### To do
What lines of the data include the string "jolie"? Copy them all.

### The input

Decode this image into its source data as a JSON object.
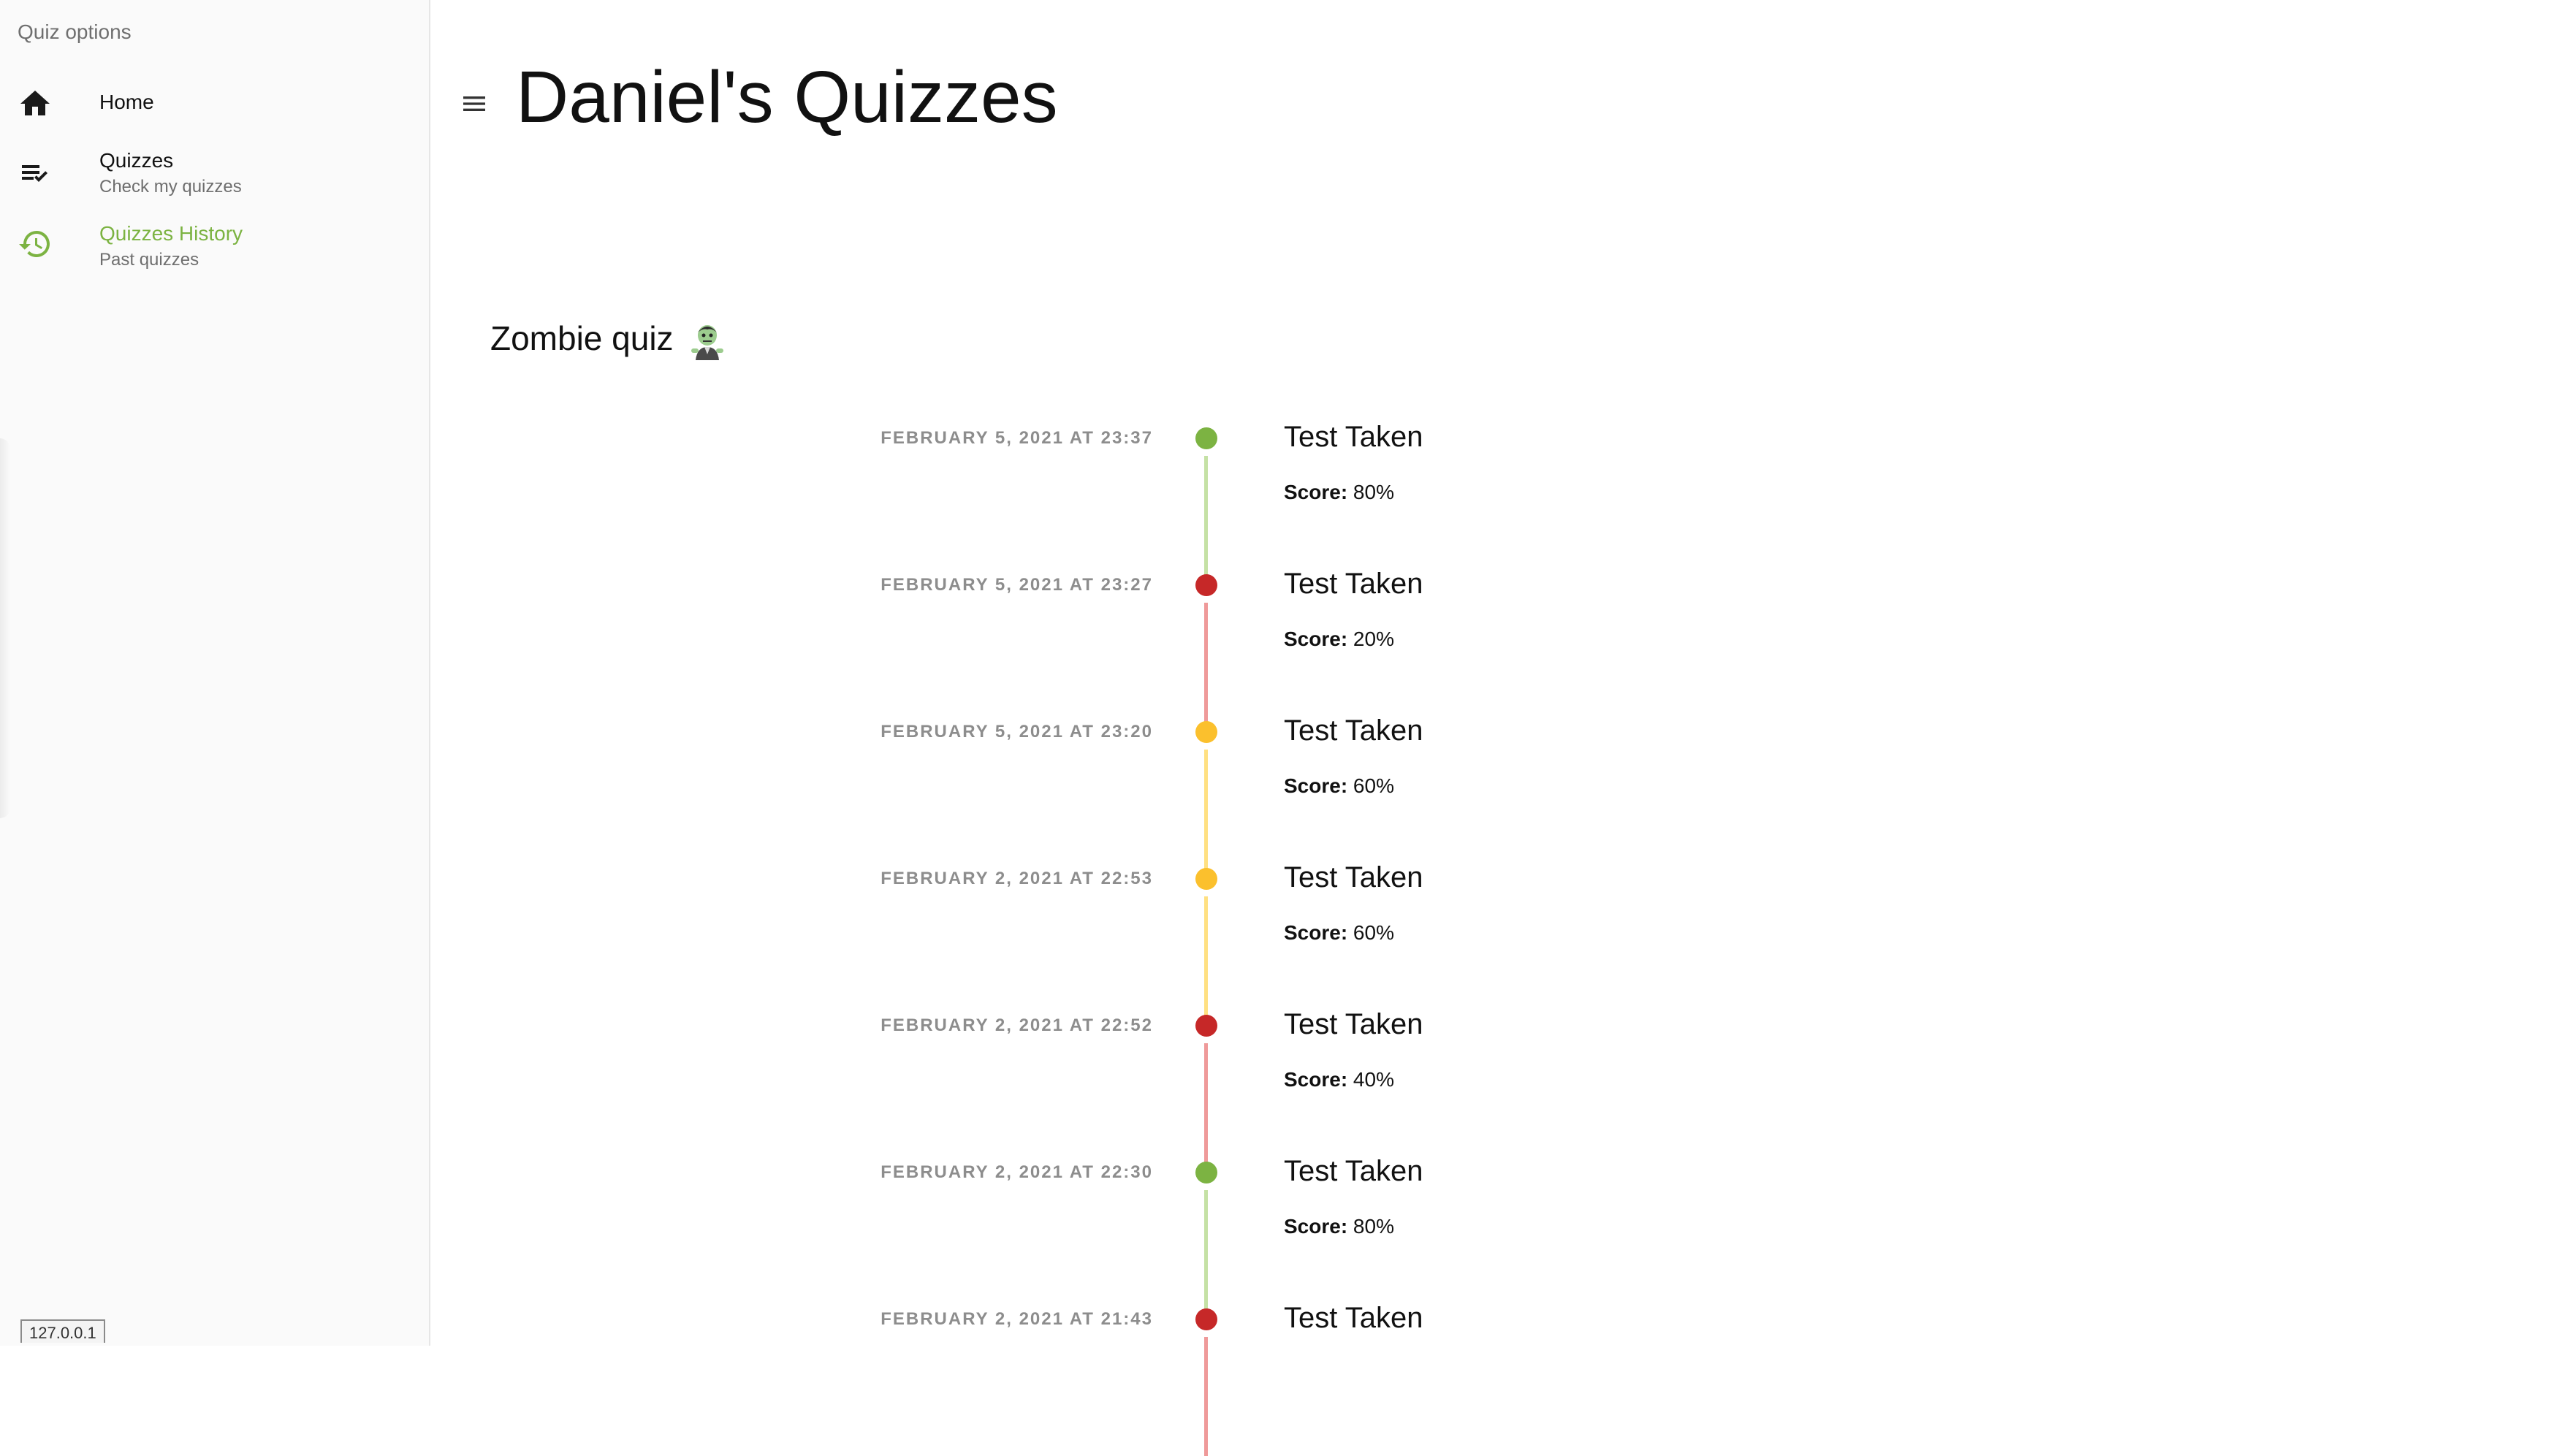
{
  "sidebar": {
    "title": "Quiz options",
    "items": [
      {
        "icon": "home-icon",
        "label": "Home",
        "sub": ""
      },
      {
        "icon": "playlist-check-icon",
        "label": "Quizzes",
        "sub": "Check my quizzes"
      },
      {
        "icon": "history-icon",
        "label": "Quizzes History",
        "sub": "Past quizzes",
        "active": true
      }
    ],
    "ip_badge": "127.0.0.1"
  },
  "header": {
    "menu_icon": "hamburger-menu-icon",
    "title": "Daniel's Quizzes"
  },
  "quiz": {
    "title": "Zombie quiz",
    "emoji_icon": "zombie-emoji-icon"
  },
  "colors": {
    "green": "#7cb342",
    "green_line": "#c5e1a5",
    "red": "#c62828",
    "red_line": "#ef9a9a",
    "yellow": "#fbc02d",
    "yellow_line": "#ffe082",
    "active_nav": "#7cb342"
  },
  "timeline": [
    {
      "date": "FEBRUARY 5, 2021 AT 23:37",
      "heading": "Test Taken",
      "score_label": "Score:",
      "score": "80%",
      "status": "green"
    },
    {
      "date": "FEBRUARY 5, 2021 AT 23:27",
      "heading": "Test Taken",
      "score_label": "Score:",
      "score": "20%",
      "status": "red"
    },
    {
      "date": "FEBRUARY 5, 2021 AT 23:20",
      "heading": "Test Taken",
      "score_label": "Score:",
      "score": "60%",
      "status": "yellow"
    },
    {
      "date": "FEBRUARY 2, 2021 AT 22:53",
      "heading": "Test Taken",
      "score_label": "Score:",
      "score": "60%",
      "status": "yellow"
    },
    {
      "date": "FEBRUARY 2, 2021 AT 22:52",
      "heading": "Test Taken",
      "score_label": "Score:",
      "score": "40%",
      "status": "red"
    },
    {
      "date": "FEBRUARY 2, 2021 AT 22:30",
      "heading": "Test Taken",
      "score_label": "Score:",
      "score": "80%",
      "status": "green"
    },
    {
      "date": "FEBRUARY 2, 2021 AT 21:43",
      "heading": "Test Taken",
      "score_label": "",
      "score": "",
      "status": "red"
    }
  ]
}
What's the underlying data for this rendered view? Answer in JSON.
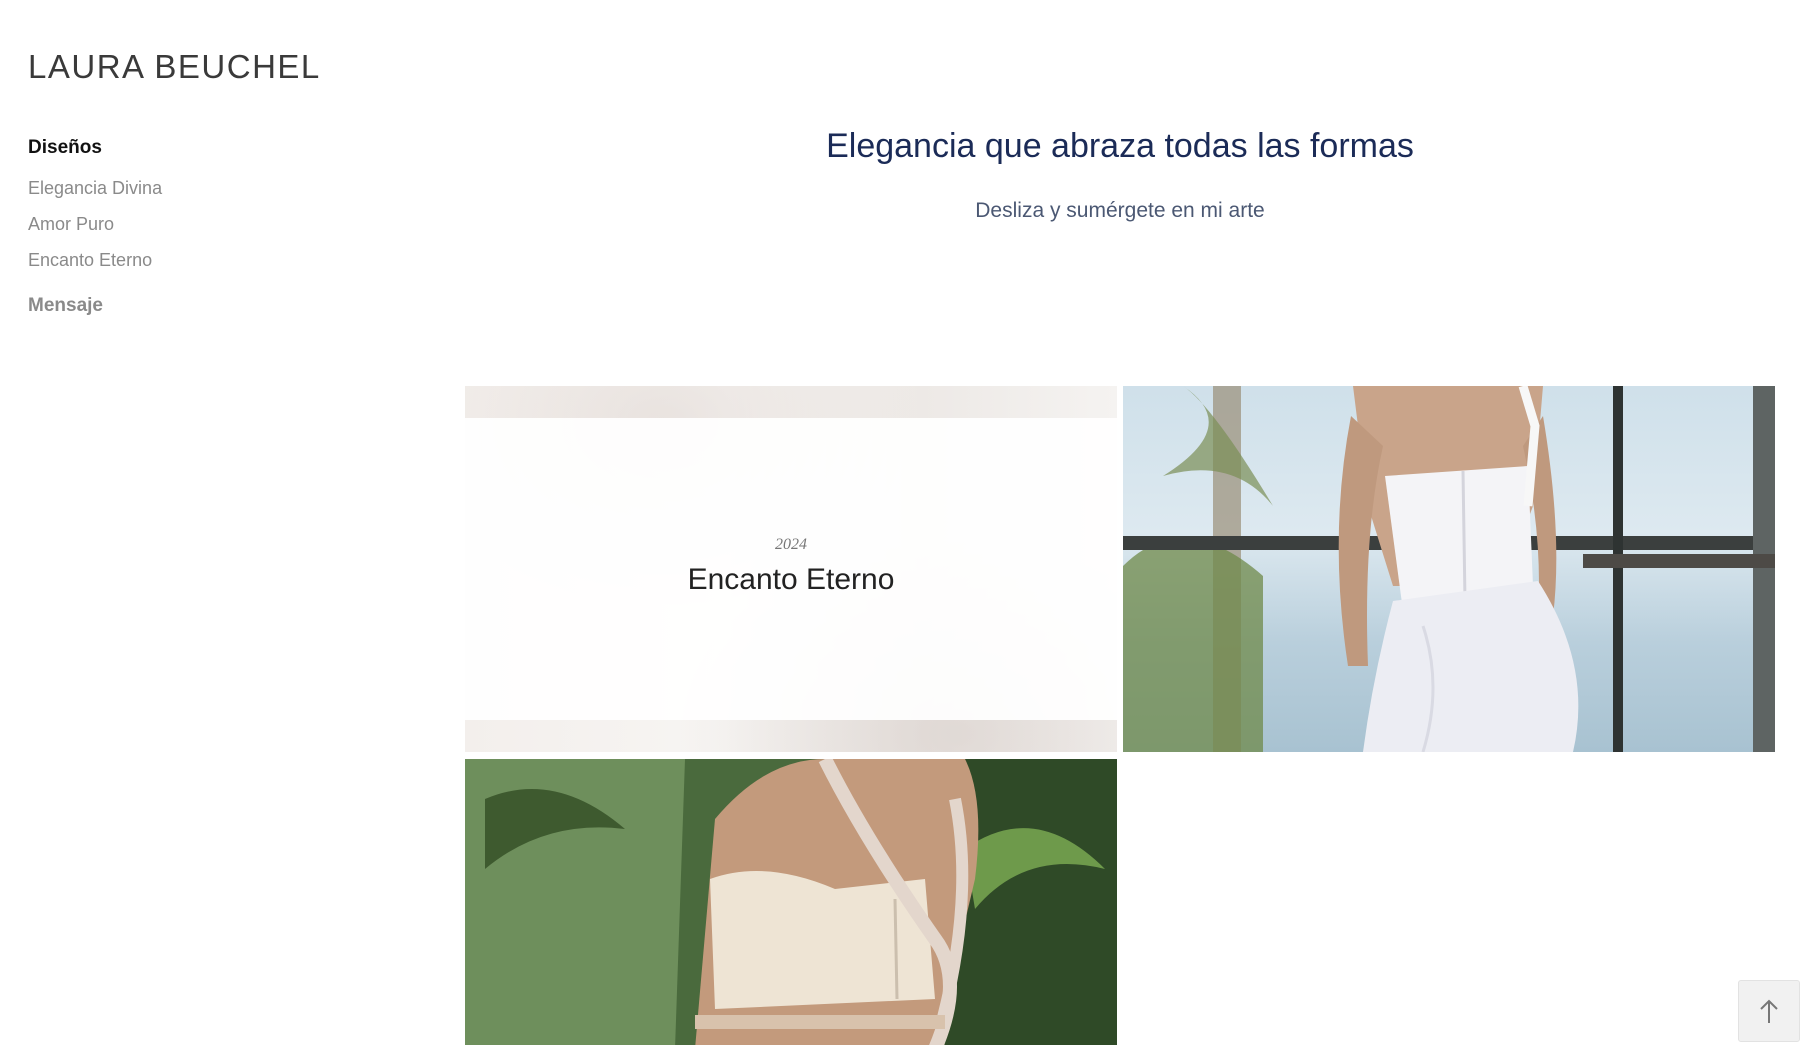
{
  "brand": {
    "logo_text": "LAURA BEUCHEL"
  },
  "nav": {
    "section_title": "Diseños",
    "items": [
      {
        "label": "Elegancia Divina"
      },
      {
        "label": "Amor Puro"
      },
      {
        "label": "Encanto Eterno"
      }
    ],
    "contact_label": "Mensaje"
  },
  "hero": {
    "title": "Elegancia que abraza todas las formas",
    "subtitle": "Desliza y sumérgete en mi arte"
  },
  "gallery": {
    "featured": {
      "year": "2024",
      "name": "Encanto Eterno"
    }
  },
  "colors": {
    "title": "#1b2b57",
    "subtitle": "#4b5873",
    "nav_muted": "#8a8a8a",
    "nav_active": "#111111"
  },
  "icons": {
    "back_to_top": "arrow-up-icon"
  }
}
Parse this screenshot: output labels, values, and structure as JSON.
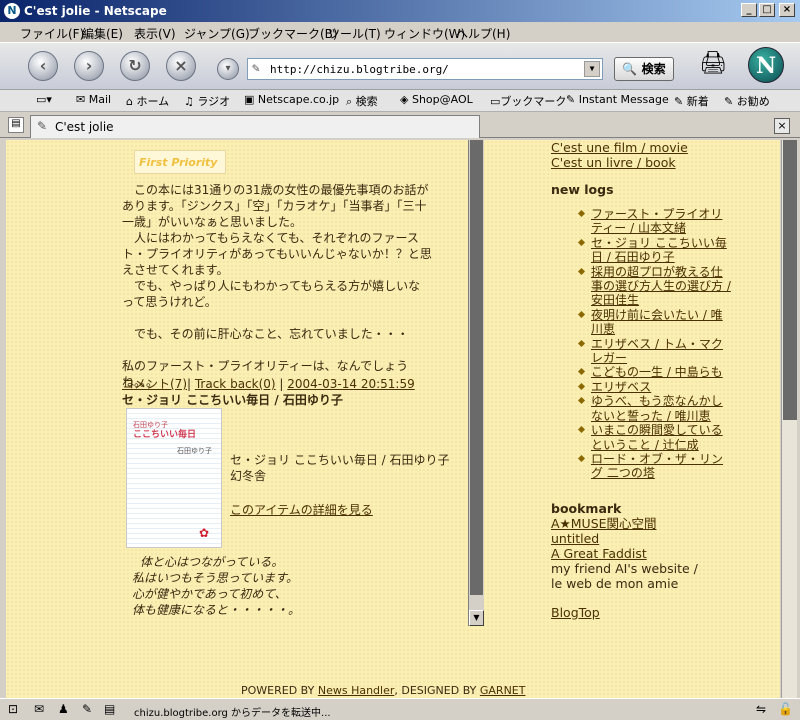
{
  "window": {
    "title": "C'est jolie - Netscape",
    "icon": "netscape-icon"
  },
  "menu": [
    "ファイル(F)",
    "編集(E)",
    "表示(V)",
    "ジャンプ(G)",
    "ブックマーク(B)",
    "ツール(T)",
    "ウィンドウ(W)",
    "ヘルプ(H)"
  ],
  "nav": {
    "url": "http://chizu.blogtribe.org/",
    "search_label": "検索"
  },
  "personal": {
    "items": [
      "Mail",
      "ホーム",
      "ラジオ",
      "Netscape.co.jp",
      "検索",
      "Shop@AOL",
      "ブックマーク",
      "Instant Message",
      "新着",
      "お勧め"
    ]
  },
  "tab": {
    "title": "C'est jolie"
  },
  "page": {
    "banner": "First Priority",
    "entry1": {
      "p1": "この本には31通りの31歳の女性の最優先事項のお話があります。「ジンクス」「空」「カラオケ」「当事者」「三十一歳」がいいなぁと思いました。",
      "p2": "人にはわかってもらえなくても、それぞれのファースト・プライオリティがあってもいいんじゃないか！？と思えさせてくれます。",
      "p3": "でも、やっぱり人にもわかってもらえる方が嬉しいなって思うけれど。",
      "p4": "でも、その前に肝心なこと、忘れていました・・・",
      "p5": "私のファースト・プライオリティーは、なんでしょうね。。。",
      "comment": "コメント(7)",
      "trackback": "Track back(0)",
      "datetime": "2004-03-14 20:51:59"
    },
    "entry2": {
      "title": "セ・ジョリ ここちいい毎日 / 石田ゆり子",
      "cover_small": "石田ゆり子",
      "cover_title": "ここちいい毎日",
      "cover_author": "石田ゆり子",
      "info_title": "セ・ジョリ ここちいい毎日 / 石田ゆり子",
      "publisher": "幻冬舎",
      "detail_link": "このアイテムの詳細を見る",
      "q1": "体と心はつながっている。",
      "q2": "私はいつもそう思っています。",
      "q3": "心が健やかであって初めて、",
      "q4": "体も健康になると・・・・・。"
    },
    "sidebar": {
      "cats": [
        "C'est une film / movie",
        "C'est un livre / book"
      ],
      "newlogs_heading": "new logs",
      "newlogs": [
        "ファースト・プライオリティー / 山本文緒",
        "セ・ジョリ ここちいい毎日 / 石田ゆり子",
        "採用の超プロが教える仕事の選び方人生の選び方 / 安田佳生",
        "夜明け前に会いたい / 唯川恵",
        "エリザベス / トム・マクレガー",
        "こどもの一生 / 中島らも",
        "エリザベス",
        "ゆうべ、もう恋なんかしないと誓った / 唯川恵",
        "いまこの瞬間愛しているということ / 辻仁成",
        "ロード・オブ・ザ・リング 二つの塔"
      ],
      "bookmark_heading": "bookmark",
      "bookmarks": [
        "A★MUSE関心空間",
        "untitled",
        "A Great Faddist"
      ],
      "friend_text": "my friend AI's website / le web de mon amie",
      "blogtop": "BlogTop"
    },
    "footer": {
      "powered": "POWERED BY ",
      "nh": "News Handler",
      "designed": ", DESIGNED BY ",
      "garnet": "GARNET"
    }
  },
  "status": {
    "text": "chizu.blogtribe.org からデータを転送中..."
  }
}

### The result
    "title": "C'est jolie - Netscape",
    "title": "C'est jolie"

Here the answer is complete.